====== Provided data ======

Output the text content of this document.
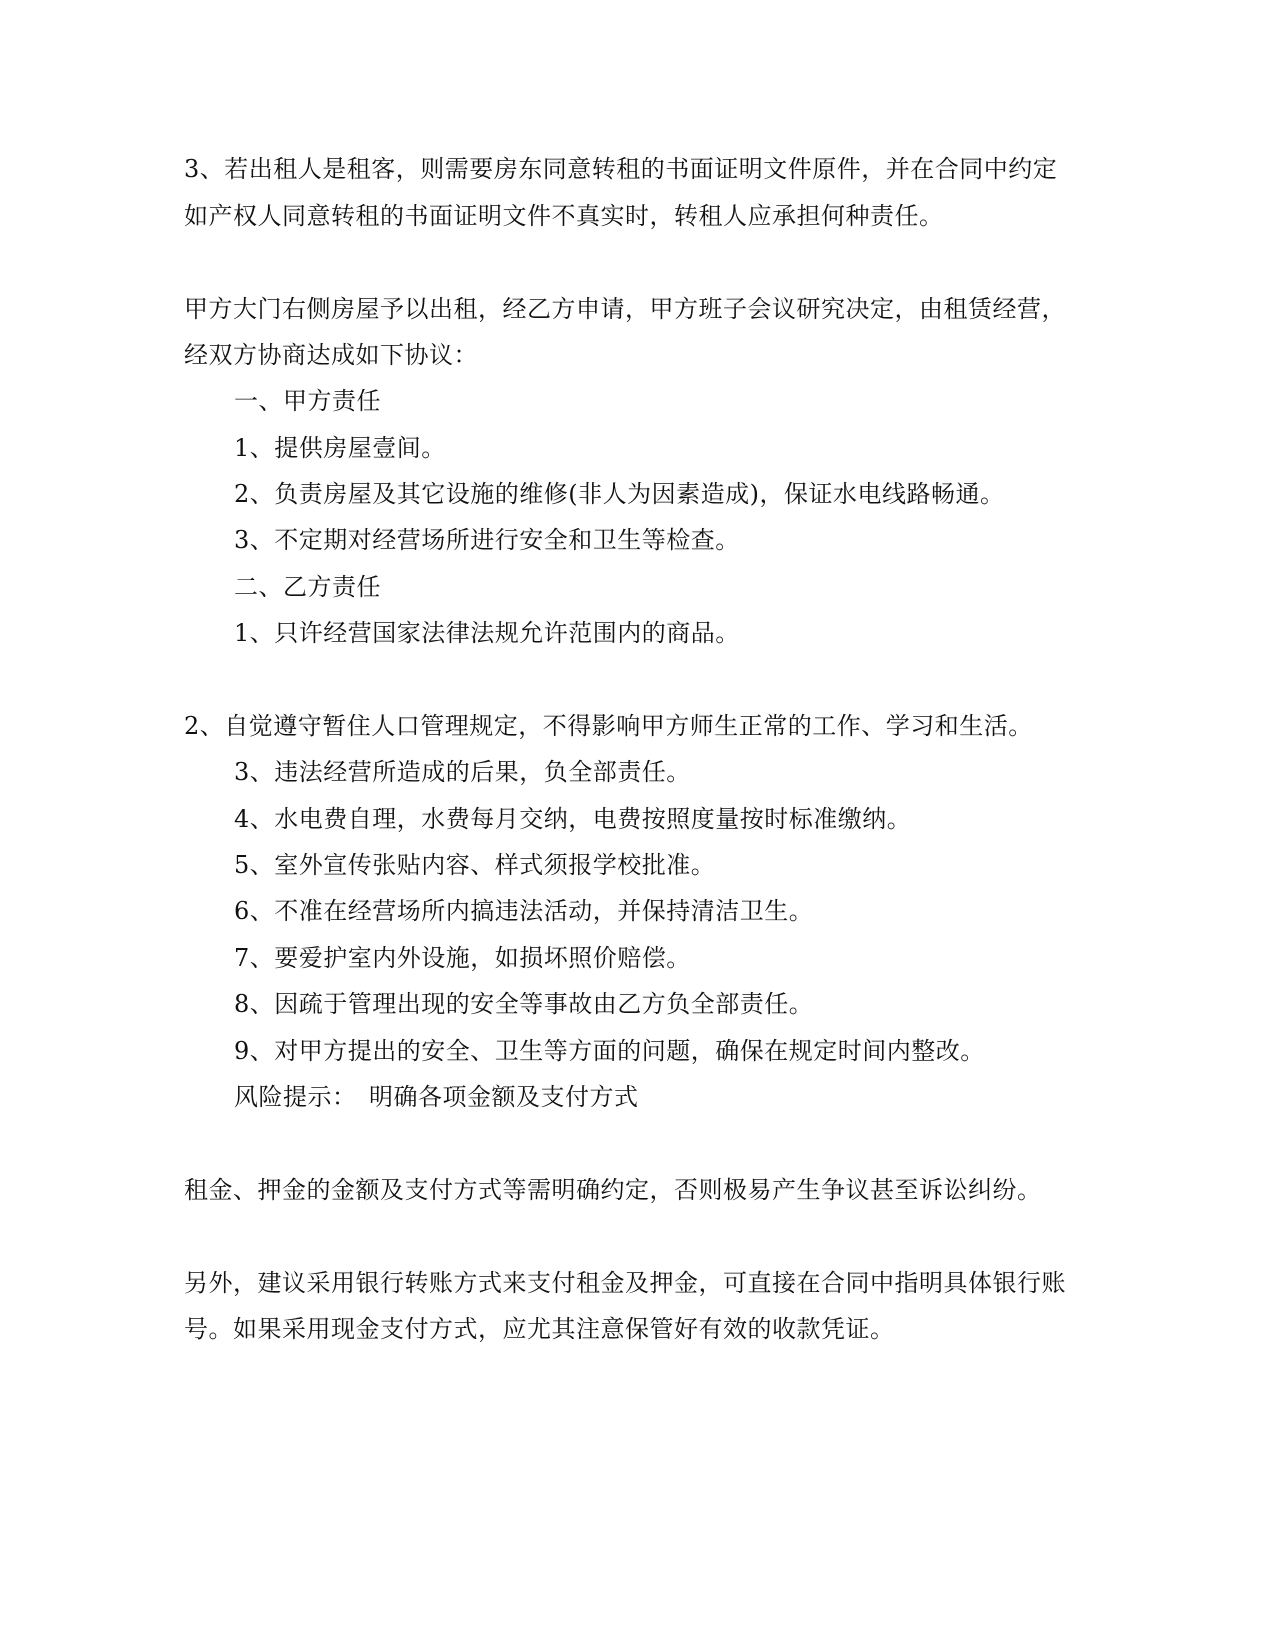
3、若出租人是租客，则需要房东同意转租的书面证明文件原件，并在合同中约定
如产权人同意转租的书面证明文件不真实时，转租人应承担何种责任。
甲方大门右侧房屋予以出租，经乙方申请，甲方班子会议研究决定，由租赁经营，
经双方协商达成如下协议：
一、甲方责任
1、提供房屋壹间。
2、负责房屋及其它设施的维修(非人为因素造成)，保证水电线路畅通。
3、不定期对经营场所进行安全和卫生等检查。
二、乙方责任
1、只许经营国家法律法规允许范围内的商品。
2、自觉遵守暂住人口管理规定，不得影响甲方师生正常的工作、学习和生活。
3、违法经营所造成的后果，负全部责任。
4、水电费自理，水费每月交纳，电费按照度量按时标准缴纳。
5、室外宣传张贴内容、样式须报学校批准。
6、不准在经营场所内搞违法活动，并保持清洁卫生。
7、要爱护室内外设施，如损坏照价赔偿。
8、因疏于管理出现的安全等事故由乙方负全部责任。
9、对甲方提出的安全、卫生等方面的问题，确保在规定时间内整改。
风险提示：　明确各项金额及支付方式
租金、押金的金额及支付方式等需明确约定，否则极易产生争议甚至诉讼纠纷。
另外，建议采用银行转账方式来支付租金及押金，可直接在合同中指明具体银行账
号。如果采用现金支付方式，应尤其注意保管好有效的收款凭证。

======

Work required: Leave the images out and output the remaining material exactly as it stands.

Task output:
Output the text content of this document.
3、若出租人是租客，则需要房东同意转租的书面证明文件原件，并在合同中约定
如产权人同意转租的书面证明文件不真实时，转租人应承担何种责任。
甲方大门右侧房屋予以出租，经乙方申请，甲方班子会议研究决定，由租赁经营，
经双方协商达成如下协议：
一、甲方责任
1、提供房屋壹间。
2、负责房屋及其它设施的维修(非人为因素造成)，保证水电线路畅通。
3、不定期对经营场所进行安全和卫生等检查。
二、乙方责任
1、只许经营国家法律法规允许范围内的商品。
2、自觉遵守暂住人口管理规定，不得影响甲方师生正常的工作、学习和生活。
3、违法经营所造成的后果，负全部责任。
4、水电费自理，水费每月交纳，电费按照度量按时标准缴纳。
5、室外宣传张贴内容、样式须报学校批准。
6、不准在经营场所内搞违法活动，并保持清洁卫生。
7、要爱护室内外设施，如损坏照价赔偿。
8、因疏于管理出现的安全等事故由乙方负全部责任。
9、对甲方提出的安全、卫生等方面的问题，确保在规定时间内整改。
风险提示：　明确各项金额及支付方式
租金、押金的金额及支付方式等需明确约定，否则极易产生争议甚至诉讼纠纷。
另外，建议采用银行转账方式来支付租金及押金，可直接在合同中指明具体银行账
号。如果采用现金支付方式，应尤其注意保管好有效的收款凭证。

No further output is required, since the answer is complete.